**EXERCISE TASK:**
Whenever a line contains the string "with", copy it out of the entries.

**WORKING DATA:**
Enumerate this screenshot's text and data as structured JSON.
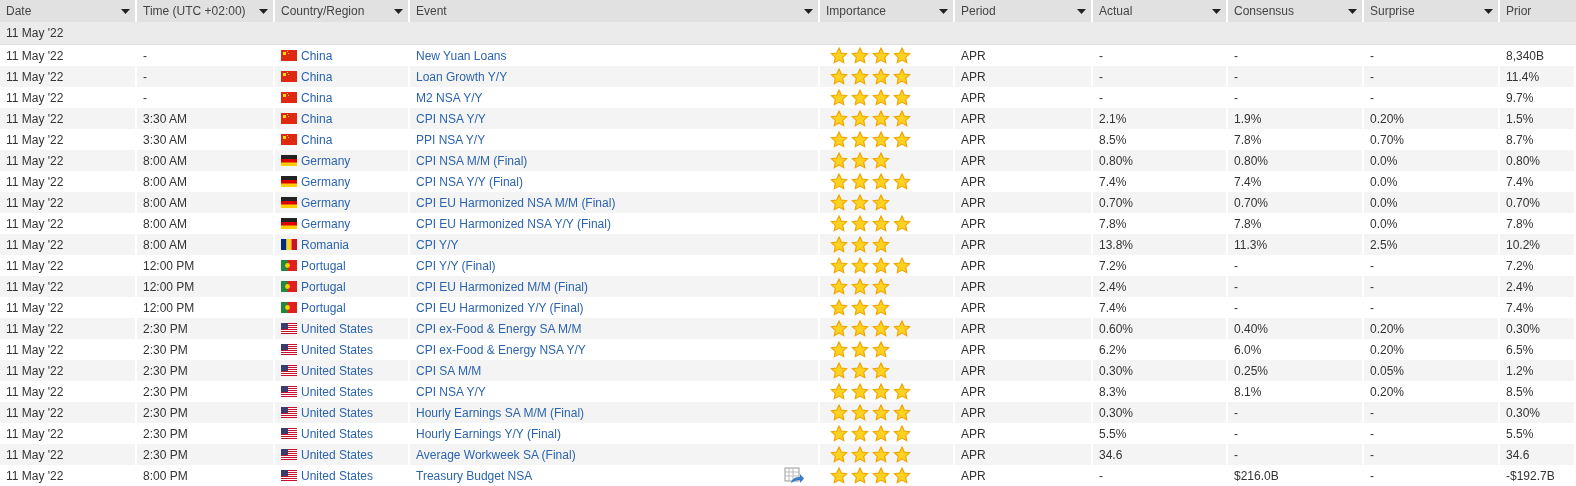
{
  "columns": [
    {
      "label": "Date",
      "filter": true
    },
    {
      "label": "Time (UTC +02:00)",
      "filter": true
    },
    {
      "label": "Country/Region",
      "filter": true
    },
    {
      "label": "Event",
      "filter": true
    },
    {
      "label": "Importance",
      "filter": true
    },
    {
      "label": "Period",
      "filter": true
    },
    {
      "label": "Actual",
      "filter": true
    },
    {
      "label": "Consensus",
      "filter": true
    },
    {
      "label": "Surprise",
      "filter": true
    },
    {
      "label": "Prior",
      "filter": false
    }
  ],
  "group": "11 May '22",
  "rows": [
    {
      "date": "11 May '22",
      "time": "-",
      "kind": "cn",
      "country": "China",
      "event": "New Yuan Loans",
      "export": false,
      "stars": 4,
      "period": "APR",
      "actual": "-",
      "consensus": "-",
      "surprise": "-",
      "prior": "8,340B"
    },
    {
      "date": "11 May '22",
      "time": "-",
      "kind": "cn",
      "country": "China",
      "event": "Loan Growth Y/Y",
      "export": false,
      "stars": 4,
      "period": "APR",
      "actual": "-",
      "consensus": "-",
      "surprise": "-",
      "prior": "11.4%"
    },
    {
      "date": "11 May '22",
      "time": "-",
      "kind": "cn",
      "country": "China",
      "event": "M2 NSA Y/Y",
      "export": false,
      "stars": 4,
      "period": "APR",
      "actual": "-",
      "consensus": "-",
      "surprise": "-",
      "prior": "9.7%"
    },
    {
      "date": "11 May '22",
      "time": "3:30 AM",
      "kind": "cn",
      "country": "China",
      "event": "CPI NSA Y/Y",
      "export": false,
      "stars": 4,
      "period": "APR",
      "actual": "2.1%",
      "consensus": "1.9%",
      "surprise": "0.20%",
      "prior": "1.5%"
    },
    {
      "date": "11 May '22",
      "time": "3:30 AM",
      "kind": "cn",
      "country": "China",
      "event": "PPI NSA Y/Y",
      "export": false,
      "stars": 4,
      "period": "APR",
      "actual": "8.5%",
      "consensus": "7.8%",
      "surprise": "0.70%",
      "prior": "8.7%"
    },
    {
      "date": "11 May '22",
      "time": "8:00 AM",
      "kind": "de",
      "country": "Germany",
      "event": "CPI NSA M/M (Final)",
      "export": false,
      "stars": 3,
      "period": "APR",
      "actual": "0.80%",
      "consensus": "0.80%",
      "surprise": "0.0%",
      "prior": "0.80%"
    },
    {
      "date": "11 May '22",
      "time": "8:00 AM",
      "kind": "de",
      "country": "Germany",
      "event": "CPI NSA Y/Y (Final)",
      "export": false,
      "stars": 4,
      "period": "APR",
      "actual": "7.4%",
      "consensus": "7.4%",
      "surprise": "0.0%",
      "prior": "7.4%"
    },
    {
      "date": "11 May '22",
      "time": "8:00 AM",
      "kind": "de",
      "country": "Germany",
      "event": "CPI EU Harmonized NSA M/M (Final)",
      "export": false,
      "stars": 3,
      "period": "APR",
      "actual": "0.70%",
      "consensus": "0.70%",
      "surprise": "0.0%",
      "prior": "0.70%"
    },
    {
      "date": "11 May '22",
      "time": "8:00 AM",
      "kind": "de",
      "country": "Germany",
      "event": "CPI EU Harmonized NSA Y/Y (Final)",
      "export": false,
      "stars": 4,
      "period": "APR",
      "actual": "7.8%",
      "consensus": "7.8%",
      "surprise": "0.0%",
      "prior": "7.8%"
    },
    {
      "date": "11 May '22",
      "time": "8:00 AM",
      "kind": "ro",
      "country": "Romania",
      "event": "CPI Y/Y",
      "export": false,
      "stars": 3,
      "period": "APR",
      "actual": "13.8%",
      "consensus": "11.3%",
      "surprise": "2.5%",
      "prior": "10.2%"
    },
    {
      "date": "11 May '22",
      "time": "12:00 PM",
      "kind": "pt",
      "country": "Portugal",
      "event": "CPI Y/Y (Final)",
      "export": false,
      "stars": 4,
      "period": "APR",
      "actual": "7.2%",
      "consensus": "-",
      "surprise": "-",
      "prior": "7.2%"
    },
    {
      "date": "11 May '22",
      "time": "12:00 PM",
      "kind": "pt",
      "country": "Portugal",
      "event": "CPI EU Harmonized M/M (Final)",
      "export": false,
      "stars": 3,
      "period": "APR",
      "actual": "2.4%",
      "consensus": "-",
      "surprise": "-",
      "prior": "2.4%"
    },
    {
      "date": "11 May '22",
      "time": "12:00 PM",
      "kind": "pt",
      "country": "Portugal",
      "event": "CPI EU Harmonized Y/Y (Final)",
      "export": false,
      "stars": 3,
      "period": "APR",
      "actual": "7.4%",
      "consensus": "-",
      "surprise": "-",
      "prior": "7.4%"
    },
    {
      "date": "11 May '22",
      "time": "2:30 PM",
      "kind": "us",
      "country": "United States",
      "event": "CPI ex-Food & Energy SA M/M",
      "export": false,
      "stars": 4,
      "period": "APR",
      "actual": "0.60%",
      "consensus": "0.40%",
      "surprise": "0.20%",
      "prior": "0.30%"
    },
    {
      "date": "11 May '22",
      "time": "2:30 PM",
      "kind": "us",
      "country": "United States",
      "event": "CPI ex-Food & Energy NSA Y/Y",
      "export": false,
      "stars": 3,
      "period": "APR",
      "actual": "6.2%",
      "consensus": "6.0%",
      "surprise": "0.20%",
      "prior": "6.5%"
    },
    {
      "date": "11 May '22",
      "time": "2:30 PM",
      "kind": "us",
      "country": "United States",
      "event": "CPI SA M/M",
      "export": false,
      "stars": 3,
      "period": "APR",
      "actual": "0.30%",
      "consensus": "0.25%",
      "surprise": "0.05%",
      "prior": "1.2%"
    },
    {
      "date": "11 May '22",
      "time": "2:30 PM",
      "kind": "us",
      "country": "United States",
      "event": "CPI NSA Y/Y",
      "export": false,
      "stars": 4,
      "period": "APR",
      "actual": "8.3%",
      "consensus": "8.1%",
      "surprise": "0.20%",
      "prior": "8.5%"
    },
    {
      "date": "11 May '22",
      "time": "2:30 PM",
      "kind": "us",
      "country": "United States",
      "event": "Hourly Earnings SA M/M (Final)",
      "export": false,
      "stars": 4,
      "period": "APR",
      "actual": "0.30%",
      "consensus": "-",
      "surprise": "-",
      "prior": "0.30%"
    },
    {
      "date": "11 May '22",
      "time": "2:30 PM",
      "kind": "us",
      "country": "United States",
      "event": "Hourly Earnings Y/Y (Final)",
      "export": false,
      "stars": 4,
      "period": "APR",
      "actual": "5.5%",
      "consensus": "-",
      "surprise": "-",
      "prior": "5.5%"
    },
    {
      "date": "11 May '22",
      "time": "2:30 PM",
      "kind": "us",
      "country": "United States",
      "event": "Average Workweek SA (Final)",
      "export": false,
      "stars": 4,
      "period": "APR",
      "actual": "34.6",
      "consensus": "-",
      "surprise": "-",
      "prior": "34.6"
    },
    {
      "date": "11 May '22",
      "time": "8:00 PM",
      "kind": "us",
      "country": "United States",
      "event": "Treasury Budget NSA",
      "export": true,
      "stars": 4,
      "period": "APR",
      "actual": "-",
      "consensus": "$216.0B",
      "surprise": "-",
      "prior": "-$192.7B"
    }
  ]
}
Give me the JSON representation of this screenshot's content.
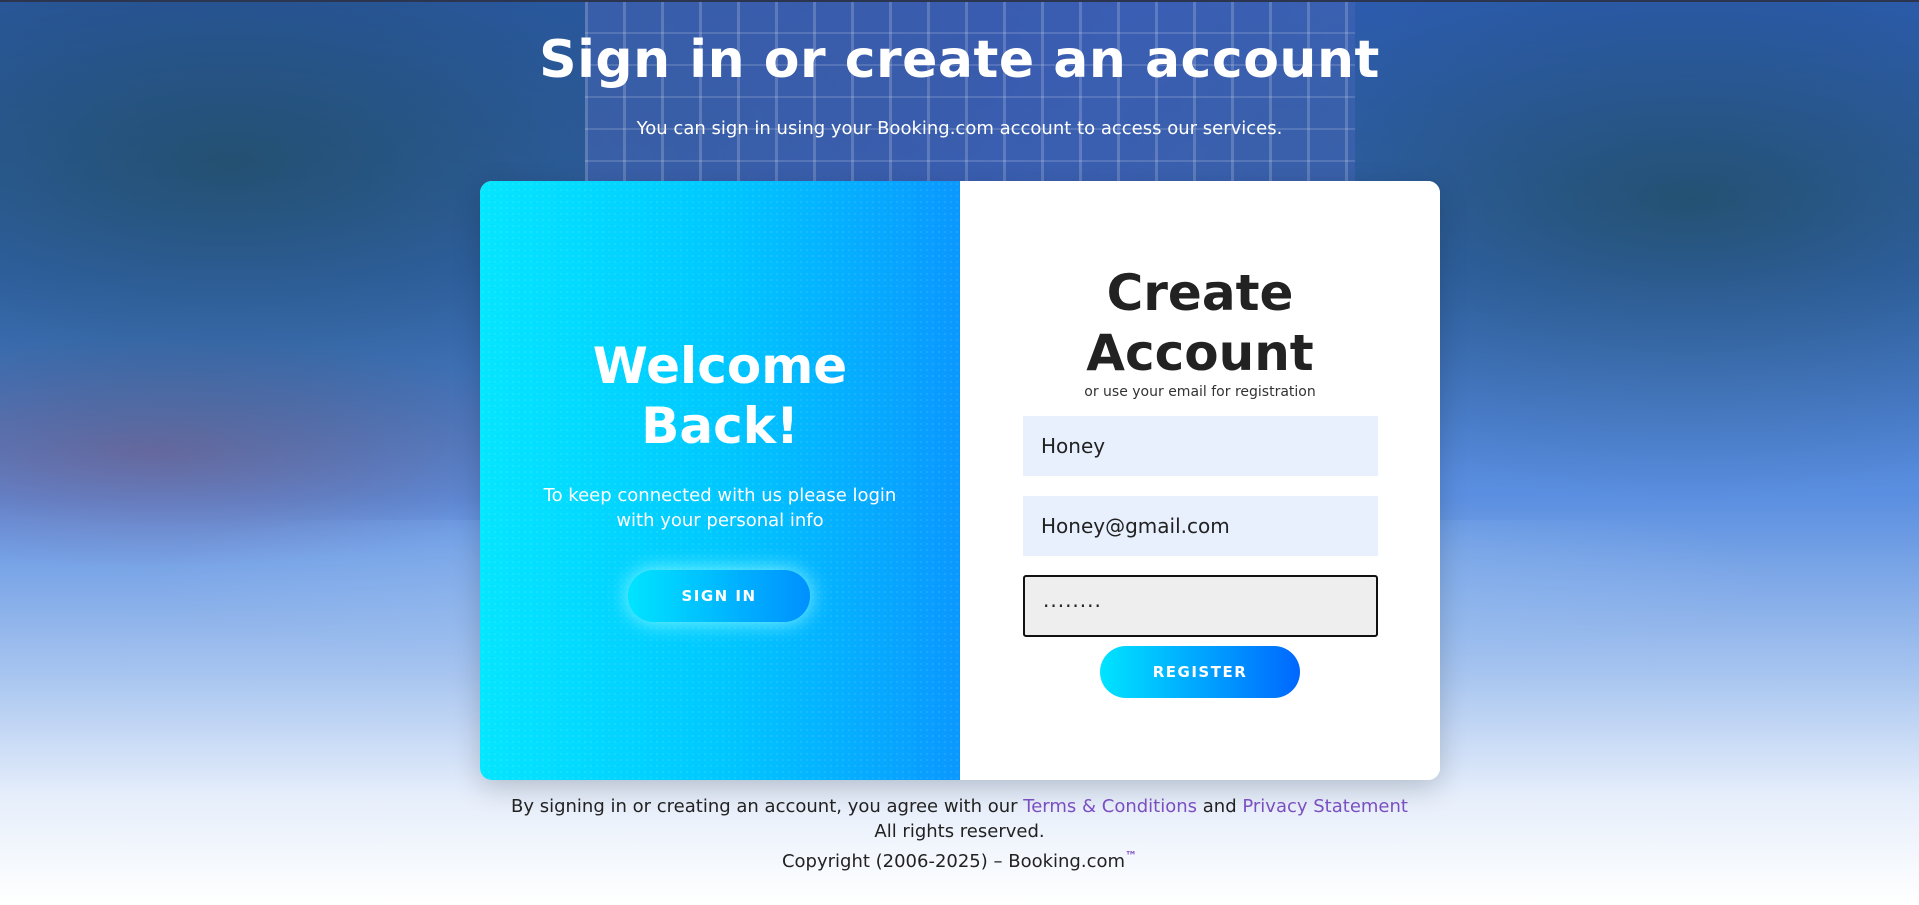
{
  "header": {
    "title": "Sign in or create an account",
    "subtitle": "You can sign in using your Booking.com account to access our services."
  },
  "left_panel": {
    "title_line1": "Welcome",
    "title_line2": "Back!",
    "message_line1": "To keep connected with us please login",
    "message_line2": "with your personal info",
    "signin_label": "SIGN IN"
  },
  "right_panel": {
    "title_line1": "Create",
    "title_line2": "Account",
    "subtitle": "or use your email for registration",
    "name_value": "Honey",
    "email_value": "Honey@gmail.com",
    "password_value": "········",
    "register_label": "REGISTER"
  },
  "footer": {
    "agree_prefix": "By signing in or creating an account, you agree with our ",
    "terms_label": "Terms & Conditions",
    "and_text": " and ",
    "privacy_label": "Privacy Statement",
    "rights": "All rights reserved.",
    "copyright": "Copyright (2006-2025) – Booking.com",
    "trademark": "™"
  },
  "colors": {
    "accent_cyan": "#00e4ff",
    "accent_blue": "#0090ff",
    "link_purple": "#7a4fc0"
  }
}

**OUTPUT FOR THIS EXERCISE:**
    "message_line1": "To keep connected with us please login",
    "message_line2": "with your personal info",
    "agree_prefix": "By signing in or creating an account, you agree with our ",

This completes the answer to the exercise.